[PROBLEM TO SOLVE]:
Repeat the lines below verbatim, starting at the line that contains "Text: N: N [167, 191, 176, 202]" and ending at the line that contains "Itemize the components", both included.

******************************

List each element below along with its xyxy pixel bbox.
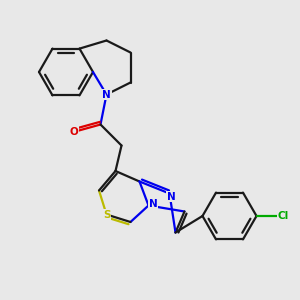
Text: N: N [167, 191, 176, 202]
Text: N: N [102, 89, 111, 100]
Text: S: S [103, 209, 110, 220]
Text: O: O [69, 127, 78, 137]
Text: N: N [148, 199, 158, 209]
Text: Cl: Cl [278, 211, 289, 221]
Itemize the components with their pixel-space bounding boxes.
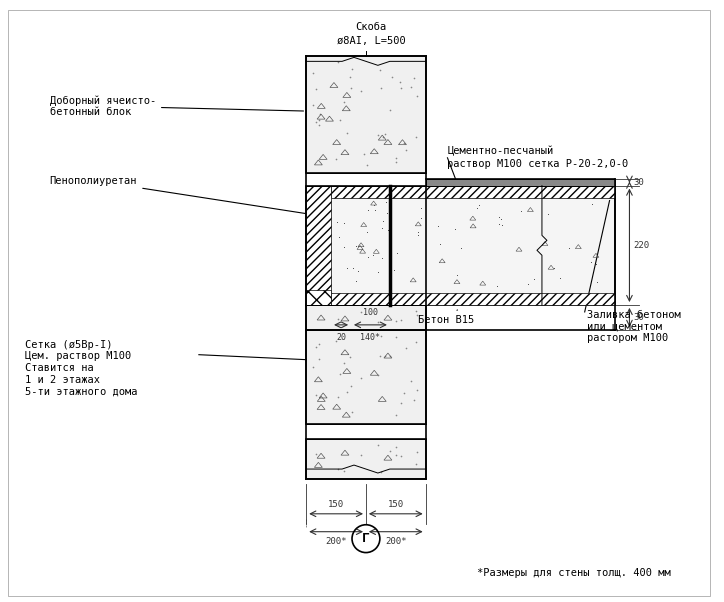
Text: 200*: 200* bbox=[325, 536, 347, 545]
Text: 100: 100 bbox=[363, 308, 378, 317]
Text: 140*: 140* bbox=[361, 333, 380, 342]
Text: *Размеры для стены толщ. 400 мм: *Размеры для стены толщ. 400 мм bbox=[477, 568, 671, 579]
Text: Скоба: Скоба bbox=[355, 22, 387, 31]
Text: Цементно-песчаный: Цементно-песчаный bbox=[447, 146, 554, 156]
Bar bbox=[306, 290, 331, 305]
Text: 200*: 200* bbox=[385, 536, 406, 545]
Text: Заливка бетоном
или цементом
растором М100: Заливка бетоном или цементом растором М1… bbox=[586, 310, 681, 343]
Text: ø8AI, L=500: ø8AI, L=500 bbox=[337, 37, 405, 46]
Text: раствор М100 сетка Р-20-2,0-0: раствор М100 сетка Р-20-2,0-0 bbox=[447, 159, 628, 169]
Text: Доборный ячеисто-
бетонный блок: Доборный ячеисто- бетонный блок bbox=[50, 95, 303, 117]
Text: 150: 150 bbox=[388, 500, 404, 509]
Bar bbox=[306, 439, 426, 479]
Bar bbox=[306, 57, 426, 173]
Text: Пенополиуретан: Пенополиуретан bbox=[50, 176, 316, 215]
Text: 150: 150 bbox=[328, 500, 344, 509]
Bar bbox=[306, 185, 331, 305]
Text: 220: 220 bbox=[634, 241, 649, 250]
Bar bbox=[331, 185, 615, 197]
Bar bbox=[306, 185, 615, 305]
Text: Сетка (ø5Вр-I)
Цем. раствор М100
Ставится на
1 и 2 этажах
5-ти этажного дома: Сетка (ø5Вр-I) Цем. раствор М100 Ставитс… bbox=[25, 340, 138, 396]
Bar bbox=[331, 293, 615, 305]
Bar bbox=[157, 57, 634, 509]
Bar bbox=[426, 179, 615, 185]
Text: 30: 30 bbox=[634, 178, 644, 187]
Bar bbox=[306, 305, 426, 330]
Text: Г: Г bbox=[362, 532, 370, 545]
Bar bbox=[426, 179, 615, 185]
Text: 30: 30 bbox=[634, 313, 644, 322]
Bar bbox=[306, 330, 426, 424]
Text: Бетон В15: Бетон В15 bbox=[418, 310, 474, 325]
Text: 20: 20 bbox=[336, 333, 346, 342]
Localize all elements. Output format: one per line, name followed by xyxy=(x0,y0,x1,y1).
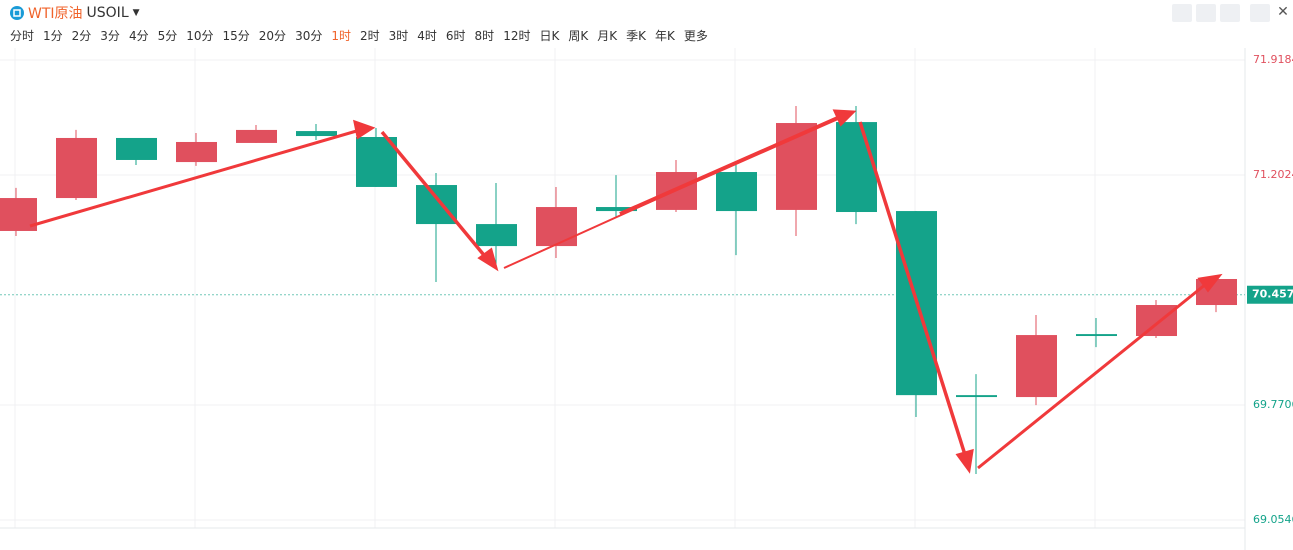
timeframe-tab[interactable]: 更多 xyxy=(683,29,708,43)
timeframe-tab[interactable]: 2分 xyxy=(71,29,92,43)
timeframe-tab[interactable]: 分时 xyxy=(10,29,35,43)
candle-body xyxy=(476,224,517,247)
candle-body xyxy=(716,172,757,212)
timeframe-tab[interactable]: 12时 xyxy=(503,29,531,43)
candle-body xyxy=(1136,305,1177,337)
candle-body xyxy=(356,137,397,187)
timeframe-tab[interactable]: 周K xyxy=(568,29,589,43)
timeframe-tab[interactable]: 日K xyxy=(539,29,560,43)
chart-type-button[interactable] xyxy=(1220,4,1240,22)
candle-body xyxy=(836,122,877,213)
timeframe-tab[interactable]: 15分 xyxy=(222,29,250,43)
timeframe-tab[interactable]: 1分 xyxy=(43,29,63,43)
candle-body xyxy=(116,137,157,160)
candle-body xyxy=(56,137,97,199)
top-bar: WTI原油 USOIL ▼ ✕ xyxy=(0,0,1293,24)
timeframe-tab[interactable]: 8时 xyxy=(474,29,495,43)
dropdown-caret: ▼ xyxy=(132,8,140,18)
y-tick-label: 71.9184 xyxy=(1253,53,1293,66)
timeframe-tab[interactable]: 20分 xyxy=(258,29,287,43)
symbol-icon xyxy=(10,6,24,20)
candle-body xyxy=(236,129,277,143)
timeframe-tab[interactable]: 30分 xyxy=(295,29,323,43)
indicator-button[interactable] xyxy=(1172,4,1192,22)
symbol-name: WTI原油 xyxy=(28,6,83,22)
symbol-code: USOIL xyxy=(86,5,129,21)
timeframe-tab[interactable]: 3时 xyxy=(388,29,409,43)
timeframe-bar: 分时 1分 2分 3分 4分 5分 10分 15分 20分 30分 1时 2时 3时 4时 6时 8时 12时日… xyxy=(10,27,708,44)
timeframe-tab[interactable]: 2时 xyxy=(359,29,380,43)
timeframe-tab[interactable]: 1时 xyxy=(331,29,351,43)
fullscreen-button[interactable] xyxy=(1250,4,1270,22)
candle-body xyxy=(596,207,637,212)
candle-body xyxy=(296,131,337,137)
timeframe-tab[interactable]: 4分 xyxy=(128,29,149,43)
candle-body xyxy=(1016,335,1057,398)
current-price-label: 70.4570 xyxy=(1252,288,1293,301)
current-price-box xyxy=(1247,285,1293,304)
timeframe-tab[interactable]: 季K xyxy=(626,29,646,43)
y-tick-label: 69.7706 xyxy=(1253,398,1293,411)
annotations xyxy=(29,109,1223,474)
timeframe-tab[interactable]: 4时 xyxy=(417,29,437,43)
draw-button[interactable] xyxy=(1196,4,1216,22)
symbol[interactable]: WTI原油 USOIL ▼ xyxy=(10,3,140,23)
close-button[interactable]: ✕ xyxy=(1277,4,1289,20)
candle-body xyxy=(1076,334,1117,337)
timeframe-tab[interactable]: 月K xyxy=(597,29,618,43)
timeframe-tab[interactable]: 10分 xyxy=(186,29,214,43)
timeframe-tab[interactable]: 年K xyxy=(654,29,675,43)
timeframe-tab[interactable]: 6时 xyxy=(445,29,466,43)
timeframe-tab[interactable]: 3分 xyxy=(100,29,120,43)
candle-body xyxy=(176,141,217,163)
candle-body xyxy=(956,395,997,398)
timeframe-tab[interactable]: 5分 xyxy=(157,29,178,43)
y-tick-label: 71.2024 xyxy=(1253,168,1293,181)
candle-body xyxy=(416,185,457,225)
candle-body xyxy=(536,207,577,247)
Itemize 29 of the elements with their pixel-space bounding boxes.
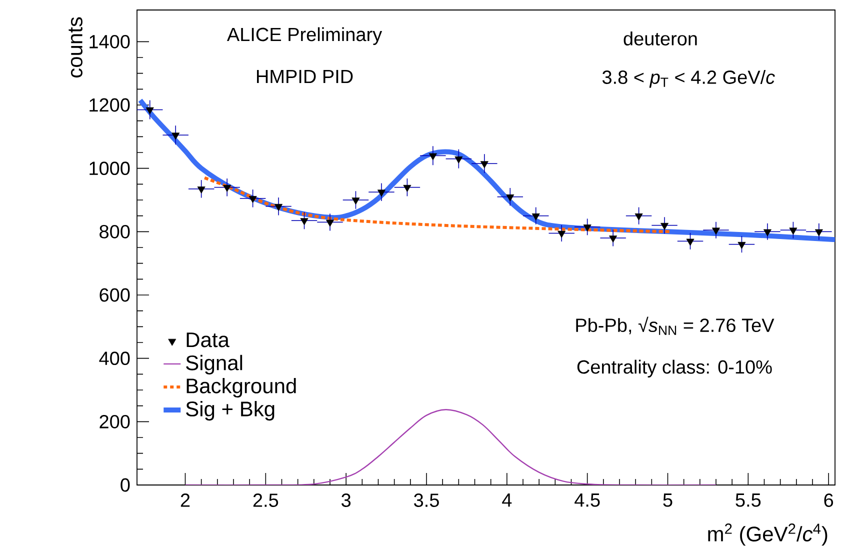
legend-label: Data (186, 332, 230, 348)
annotation: Pb-Pb, √s$_{NN}$ = 2.76 TeV (576, 316, 774, 335)
annotation: Centrality class: 0-10% (577, 360, 772, 378)
y-tick-label: 600 (100, 288, 130, 302)
y-tick-label: 200 (100, 414, 130, 428)
y-tick-label: 1400 (90, 34, 130, 48)
legend-label: Background (186, 378, 296, 398)
y-tick-label: 0 (120, 478, 130, 492)
annotation: HMPID PID (257, 70, 353, 84)
x-tick-label: 3 (342, 494, 351, 507)
y-tick-label: 400 (99, 352, 130, 366)
x-tick-label: 5 (663, 494, 672, 507)
x-tick-label: 2.5 (253, 494, 278, 507)
y-tick-label: 800 (100, 224, 130, 238)
x-tick-label: 4.5 (574, 494, 600, 507)
legend-label: Signal (186, 354, 242, 374)
annotation: 3.8 < p$_{T}$ < 4.2 GeV/c (602, 70, 775, 88)
x-tick-label: 6 (824, 494, 834, 507)
x-tick-label: 5.5 (736, 494, 761, 507)
x-tick-label: 3.5 (414, 494, 439, 507)
legend-label: Sig + Bkg (186, 400, 274, 421)
annotation: deuteron (624, 32, 697, 46)
x-tick-label: 4 (502, 494, 512, 507)
x-axis-title: m$^{2}$ (GeV$^{2}$/c$^{4}$) (708, 524, 828, 546)
y-tick-label: 1000 (90, 162, 130, 176)
y-tick-label: 1200 (90, 98, 130, 112)
annotation: ALICE Preliminary (226, 27, 382, 45)
y-axis-title: counts (68, 17, 82, 78)
x-tick-label: 2 (180, 494, 190, 507)
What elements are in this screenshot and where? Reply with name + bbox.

******************************

[REPLY TO THE EXERCISE]:
Text: N: N [167, 191, 176, 202]
Text: N: N [102, 89, 111, 100]
Text: S: S [103, 209, 110, 220]
Text: O: O [69, 127, 78, 137]
Text: N: N [148, 199, 158, 209]
Text: Cl: Cl [278, 211, 289, 221]
Itemize the components with their pixel-space bounding boxes.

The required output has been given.